[Einträge mit räumlichen Annotationen]

★ ★ ★

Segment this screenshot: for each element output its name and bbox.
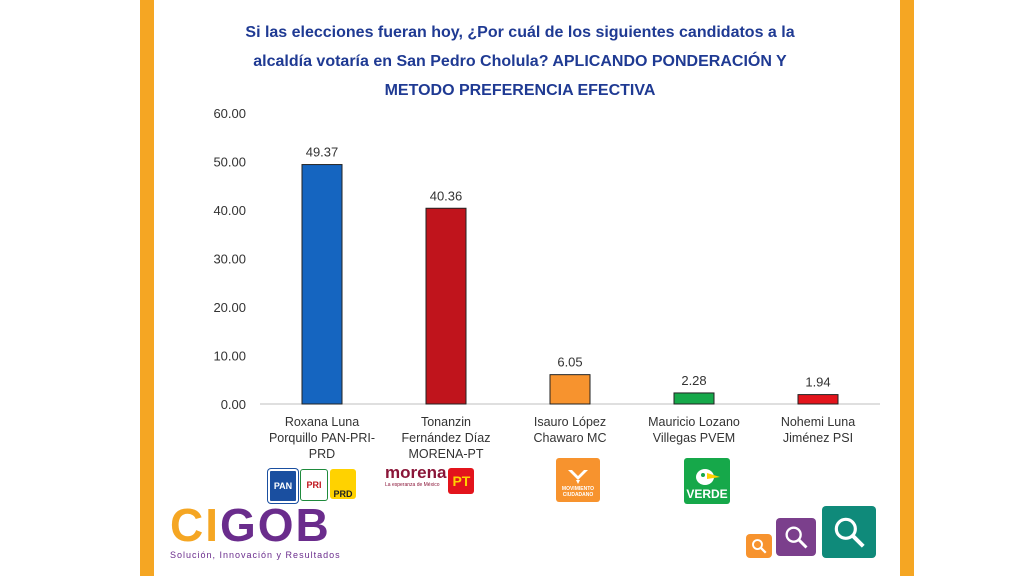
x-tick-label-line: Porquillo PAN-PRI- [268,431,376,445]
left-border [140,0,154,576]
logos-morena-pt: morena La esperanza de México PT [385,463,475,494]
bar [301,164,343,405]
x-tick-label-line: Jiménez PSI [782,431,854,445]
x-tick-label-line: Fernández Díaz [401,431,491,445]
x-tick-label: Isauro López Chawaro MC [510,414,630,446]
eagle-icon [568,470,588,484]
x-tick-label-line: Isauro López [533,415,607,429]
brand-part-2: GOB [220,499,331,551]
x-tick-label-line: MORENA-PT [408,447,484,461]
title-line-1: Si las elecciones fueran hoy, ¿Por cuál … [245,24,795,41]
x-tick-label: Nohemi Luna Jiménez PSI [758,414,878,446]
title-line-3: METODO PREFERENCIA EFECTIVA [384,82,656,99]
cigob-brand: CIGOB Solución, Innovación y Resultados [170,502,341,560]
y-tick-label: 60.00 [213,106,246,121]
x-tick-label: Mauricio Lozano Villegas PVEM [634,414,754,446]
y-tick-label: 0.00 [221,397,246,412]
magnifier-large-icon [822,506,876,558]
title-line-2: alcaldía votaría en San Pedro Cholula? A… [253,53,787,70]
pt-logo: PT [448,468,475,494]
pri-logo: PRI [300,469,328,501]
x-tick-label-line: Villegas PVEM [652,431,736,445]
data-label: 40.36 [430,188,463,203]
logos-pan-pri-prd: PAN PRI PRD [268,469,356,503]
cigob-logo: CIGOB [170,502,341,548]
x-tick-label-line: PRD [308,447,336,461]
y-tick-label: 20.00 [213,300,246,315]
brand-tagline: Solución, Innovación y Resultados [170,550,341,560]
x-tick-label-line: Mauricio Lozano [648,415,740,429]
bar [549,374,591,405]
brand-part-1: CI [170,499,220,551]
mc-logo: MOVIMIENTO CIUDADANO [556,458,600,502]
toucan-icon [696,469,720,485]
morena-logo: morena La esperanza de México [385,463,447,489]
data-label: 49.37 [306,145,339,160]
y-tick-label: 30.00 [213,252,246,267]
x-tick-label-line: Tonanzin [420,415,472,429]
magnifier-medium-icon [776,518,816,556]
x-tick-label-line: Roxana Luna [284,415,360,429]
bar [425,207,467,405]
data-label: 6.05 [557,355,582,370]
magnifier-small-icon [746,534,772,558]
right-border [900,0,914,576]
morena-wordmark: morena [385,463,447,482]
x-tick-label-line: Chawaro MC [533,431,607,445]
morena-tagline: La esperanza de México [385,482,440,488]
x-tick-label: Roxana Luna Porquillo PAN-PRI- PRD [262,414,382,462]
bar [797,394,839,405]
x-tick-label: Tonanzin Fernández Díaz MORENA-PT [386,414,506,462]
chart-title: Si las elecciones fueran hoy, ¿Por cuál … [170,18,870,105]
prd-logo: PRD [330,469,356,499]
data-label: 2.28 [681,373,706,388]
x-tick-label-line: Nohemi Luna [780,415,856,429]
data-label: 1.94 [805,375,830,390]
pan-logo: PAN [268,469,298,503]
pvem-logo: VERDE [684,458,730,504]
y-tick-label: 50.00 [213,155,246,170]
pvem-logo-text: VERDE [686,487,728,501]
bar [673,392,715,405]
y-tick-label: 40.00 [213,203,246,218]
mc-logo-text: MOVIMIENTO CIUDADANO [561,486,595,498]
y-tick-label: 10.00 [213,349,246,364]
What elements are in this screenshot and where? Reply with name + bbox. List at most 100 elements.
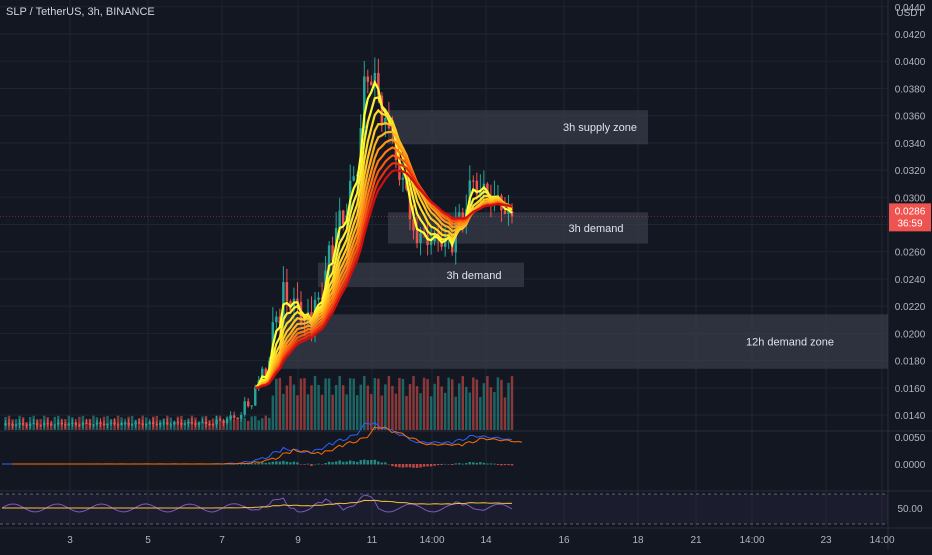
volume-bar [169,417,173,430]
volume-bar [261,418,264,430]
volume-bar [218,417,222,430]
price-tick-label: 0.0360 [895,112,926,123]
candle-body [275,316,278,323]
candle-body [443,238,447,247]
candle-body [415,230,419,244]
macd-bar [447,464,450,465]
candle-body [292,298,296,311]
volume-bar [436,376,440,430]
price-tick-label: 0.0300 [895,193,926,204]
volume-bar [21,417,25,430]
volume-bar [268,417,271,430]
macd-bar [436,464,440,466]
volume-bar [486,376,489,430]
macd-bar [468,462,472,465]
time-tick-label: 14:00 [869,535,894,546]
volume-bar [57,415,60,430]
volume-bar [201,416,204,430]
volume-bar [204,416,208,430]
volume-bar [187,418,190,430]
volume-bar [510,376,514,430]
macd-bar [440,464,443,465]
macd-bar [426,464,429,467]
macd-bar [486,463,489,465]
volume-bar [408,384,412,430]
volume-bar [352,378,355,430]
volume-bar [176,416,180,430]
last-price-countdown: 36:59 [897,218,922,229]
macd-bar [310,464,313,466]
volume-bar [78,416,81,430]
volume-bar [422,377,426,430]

★ ★ ★

Ziel - Gib die Zeilen oben als JSON-Liste von Zeichenketten wieder, eine Zeichenkette pro Zeile und ohne Leerzeilen. Lass die Bilder dabei weg.

Lösung der Aufgabe -
[
  "Segment this screenshot: for each element output its name and bbox.",
  "x-tick-label-line: Porquillo PAN-PRI- [268,431,376,445]",
  "left-border [140,0,154,576]",
  "logos-morena-pt: morena La esperanza de México PT [385,463,475,494]",
  "bar [301,164,343,405]",
  "x-tick-label-line: Jiménez PSI [782,431,854,445]",
  "x-tick-label-line: Fernández Díaz [401,431,491,445]",
  "x-tick-label: Isauro López Chawaro MC [510,414,630,446]",
  "eagle-icon [568,470,588,484]",
  "x-tick-label-line: Isauro López [533,415,607,429]",
  "brand-part-2: GOB [220,499,331,551]",
  "x-tick-label-line: MORENA-PT [408,447,484,461]",
  "title-line-1: Si las elecciones fueran hoy, ¿Por cuál … [245,24,795,41]",
  "x-tick-label: Nohemi Luna Jiménez PSI [758,414,878,446]",
  "title-line-3: METODO PREFERENCIA EFECTIVA [384,82,656,99]",
  "cigob-brand: CIGOB Solución, Innovación y Resultados [170,502,341,560]",
  "y-tick-label: 60.00 [213,106,246,121]",
  "x-tick-label: Mauricio Lozano Villegas PVEM [634,414,754,446]",
  "y-tick-label: 0.00 [221,397,246,412]",
  "magnifier-large-icon [822,506,876,558]",
  "title-line-2: alcaldía votaría en San Pedro Cholula? A… [253,53,787,70]",
  "pt-logo: PT [448,468,475,494]",
  "pri-logo: PRI [300,469,328,501]",
  "x-tick-label-line: Villegas PVEM [652,431,736,445]",
  "data-label: 40.36 [430,188,463,203]",
  "logos-pan-pri-prd: PAN PRI PRD [268,469,356,503]",
  "cigob-logo: CIGOB [170,502,341,548]",
  "x-tick-label-line: PRD [308,447,336,461]",
  "y-tick-label: 20.00 [213,300,246,315]",
  "brand-tagline: Solución, Innovación y Resultados [170,550,341,560]",
  "x-tick-label-line: Mauricio Lozano [648,415,740,429]",
  "bar [549,374,591,405]",
  "brand-part-1: CI [170,499,220,551]",
  "mc-logo: MOVIMIENTO CIUDADANO [556,458,600,502]",
  "toucan-icon [696,469,720,485]",
  "morena-logo: morena La esperanza de México [385,463,447,489]",
  "data-label: 49.37 [306,145,339,160]",
  "y-tick-label: 30.00 [213,252,246,267]",
  "x-tick-label-line: Tonanzin [420,415,472,429]",
  "magnifier-medium-icon [776,518,816,556]",
  "x-tick-label-line: Roxana Luna [284,415,360,429]",
  "bar [425,207,467,405]",
  "data-label: 6.05 [557,355,582,370]",
  "magnifier-small-icon [746,534,772,558]",
  "right-border [900,0,914,576]",
  "morena-wordmark: morena [385,463,447,482]",
  "x-tick-label-line: Chawaro MC [533,431,607,445]",
  "morena-tagline: La esperanza de México [385,482,440,488]",
  "x-tick-label: Roxana Luna Porquillo PAN-PRI- PRD [262,414,382,462]",
  "bar [797,394,839,405]",
  "x-tick-label: Tonanzin Fernández Díaz MORENA-PT [386,414,506,462]",
  "chart-title: Si las elecciones fueran hoy, ¿Por cuál … [170,18,870,105]",
  "prd-logo: PRD [330,469,356,499]",
  "data-label: 2.28 [681,373,706,388]",
  "x-tick-label-line: Nohemi Luna [780,415,856,429]",
  "data-label: 1.94 [805,375,830,390]",
  "pan-logo: PAN [268,469,298,503]",
  "pvem-logo: VERDE [684,458,730,504]",
  "y-tick-label: 50.00 [213,155,246,170]",
  "pvem-logo-text: VERDE [686,487,728,501]",
  "bar [673,392,715,405]",
  "y-tick-label: 40.00 [213,203,246,218]",
  "mc-logo-text: MOVIMIENTO CIUDADANO [561,486,595,498]",
  "y-tick-label: 10.00 [213,349,246,364]",
  "What elements are in this screenshot and where? Reply with name + bbox. List at most 100 elements.",
  "volume-bar [169,417,173,430]",
  "volume-bar [261,418,264,430]",
  "volume-bar [218,417,222,430]",
  "price-tick-label: 0.0360 [895,112,926,123]",
  "candle-body [275,316,278,323]",
  "candle-body [443,238,447,247]",
  "candle-body [415,230,419,244]",
  "macd-bar [447,464,450,465]",
  "candle-body [292,298,296,311]",
  "volume-bar [436,376,440,430]",
  "price-tick-label: 0.0300 [895,193,926,204]",
  "volume-bar [21,417,25,430]",
  "volume-bar [268,417,271,430]",
  "macd-bar [436,464,440,466]",
  "volume-bar [486,376,489,430]",
  "macd-bar [468,462,472,465]",
  "time-tick-label: 14:00 [869,535,894,546]",
  "volume-bar [57,415,60,430]",
  "volume-bar [201,416,204,430]",
  "volume-bar [204,416,208,430]",
  "volume-bar [187,418,190,430]",
  "volume-bar [510,376,514,430]",
  "macd-bar [440,464,443,465]",
  "macd-bar [426,464,429,467]",
  "macd-bar [486,463,489,465]",
  "volume-bar [408,384,412,430]",
  "volume-bar [352,378,355,430]",
  "volume-bar [176,416,180,430]",
  "last-price-countdown: 36:59 [897,218,922,229]",
  "macd-bar [310,464,313,466]",
  "volume-bar [78,416,81,430]",
  "volume-bar [422,377,426,430]"
]